## Task directions
Write the entries below out again exactly; any picture in them stays out.

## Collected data
----

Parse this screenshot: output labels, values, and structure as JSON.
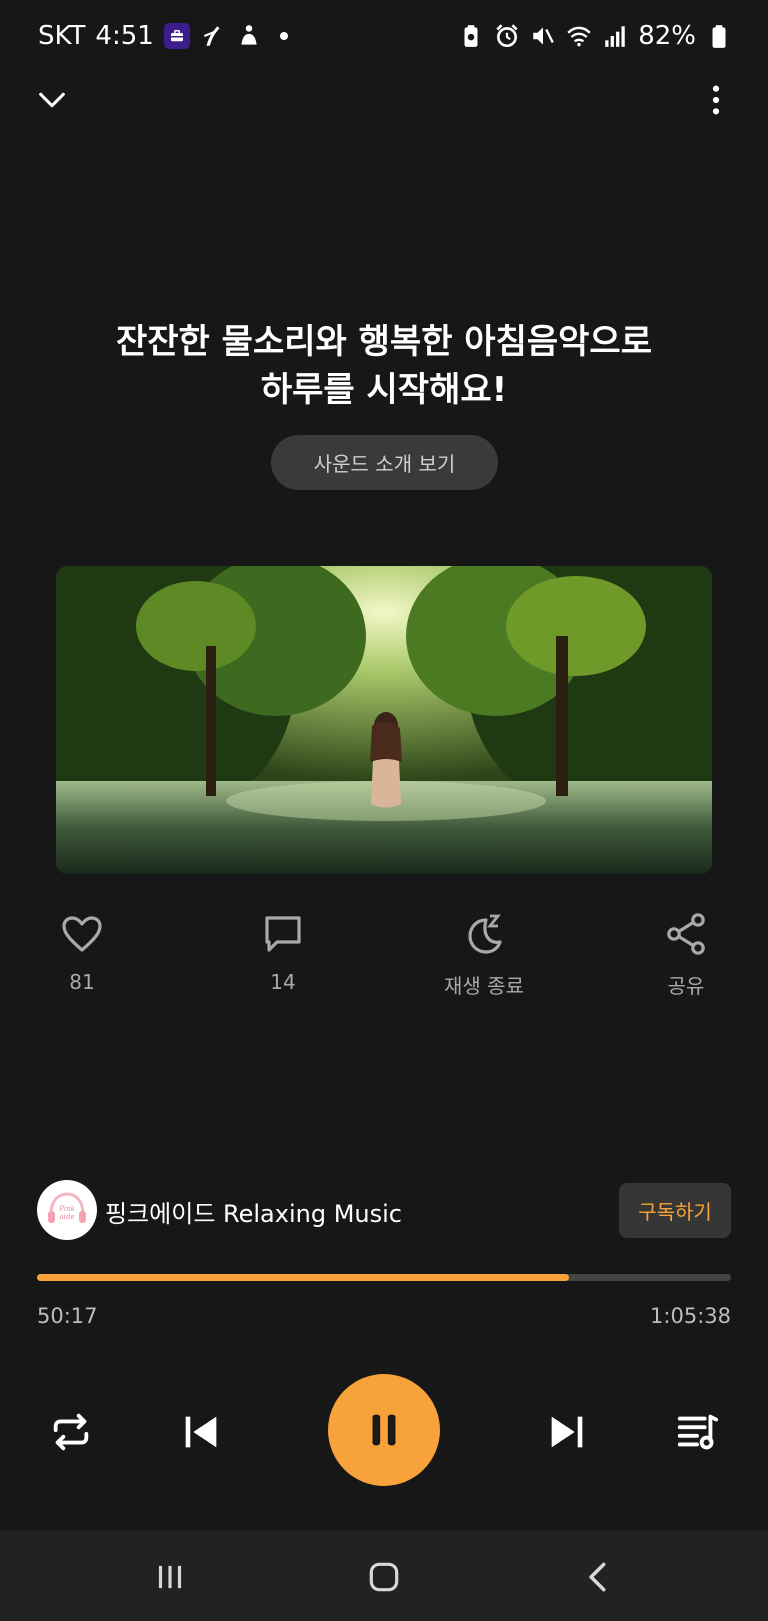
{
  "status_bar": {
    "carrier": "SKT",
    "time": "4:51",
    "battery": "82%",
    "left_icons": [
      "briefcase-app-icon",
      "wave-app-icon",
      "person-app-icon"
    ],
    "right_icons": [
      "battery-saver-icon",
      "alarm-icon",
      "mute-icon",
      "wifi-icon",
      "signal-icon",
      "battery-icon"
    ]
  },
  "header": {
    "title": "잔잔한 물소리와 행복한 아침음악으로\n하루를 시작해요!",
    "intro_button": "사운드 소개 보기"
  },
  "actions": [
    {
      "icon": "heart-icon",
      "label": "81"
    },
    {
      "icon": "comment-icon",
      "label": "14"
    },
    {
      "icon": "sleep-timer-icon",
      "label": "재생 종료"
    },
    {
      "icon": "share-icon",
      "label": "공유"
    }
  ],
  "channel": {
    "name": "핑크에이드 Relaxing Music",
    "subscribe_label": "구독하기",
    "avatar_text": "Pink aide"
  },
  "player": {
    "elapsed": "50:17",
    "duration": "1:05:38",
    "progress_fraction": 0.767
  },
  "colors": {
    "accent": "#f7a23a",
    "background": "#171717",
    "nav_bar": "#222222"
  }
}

----

## The reply
Parse this screenshot: output labels, values, and structure as JSON.
{
  "status_bar": {
    "carrier": "SKT",
    "time": "4:51",
    "battery": "82%",
    "left_icons": [
      "briefcase-app-icon",
      "wave-app-icon",
      "person-app-icon"
    ],
    "right_icons": [
      "battery-saver-icon",
      "alarm-icon",
      "mute-icon",
      "wifi-icon",
      "signal-icon",
      "battery-icon"
    ]
  },
  "header": {
    "title": "잔잔한 물소리와 행복한 아침음악으로\n하루를 시작해요!",
    "intro_button": "사운드 소개 보기"
  },
  "actions": [
    {
      "icon": "heart-icon",
      "label": "81"
    },
    {
      "icon": "comment-icon",
      "label": "14"
    },
    {
      "icon": "sleep-timer-icon",
      "label": "재생 종료"
    },
    {
      "icon": "share-icon",
      "label": "공유"
    }
  ],
  "channel": {
    "name": "핑크에이드 Relaxing Music",
    "subscribe_label": "구독하기",
    "avatar_text": "Pink aide"
  },
  "player": {
    "elapsed": "50:17",
    "duration": "1:05:38",
    "progress_fraction": 0.767
  },
  "colors": {
    "accent": "#f7a23a",
    "background": "#171717",
    "nav_bar": "#222222"
  }
}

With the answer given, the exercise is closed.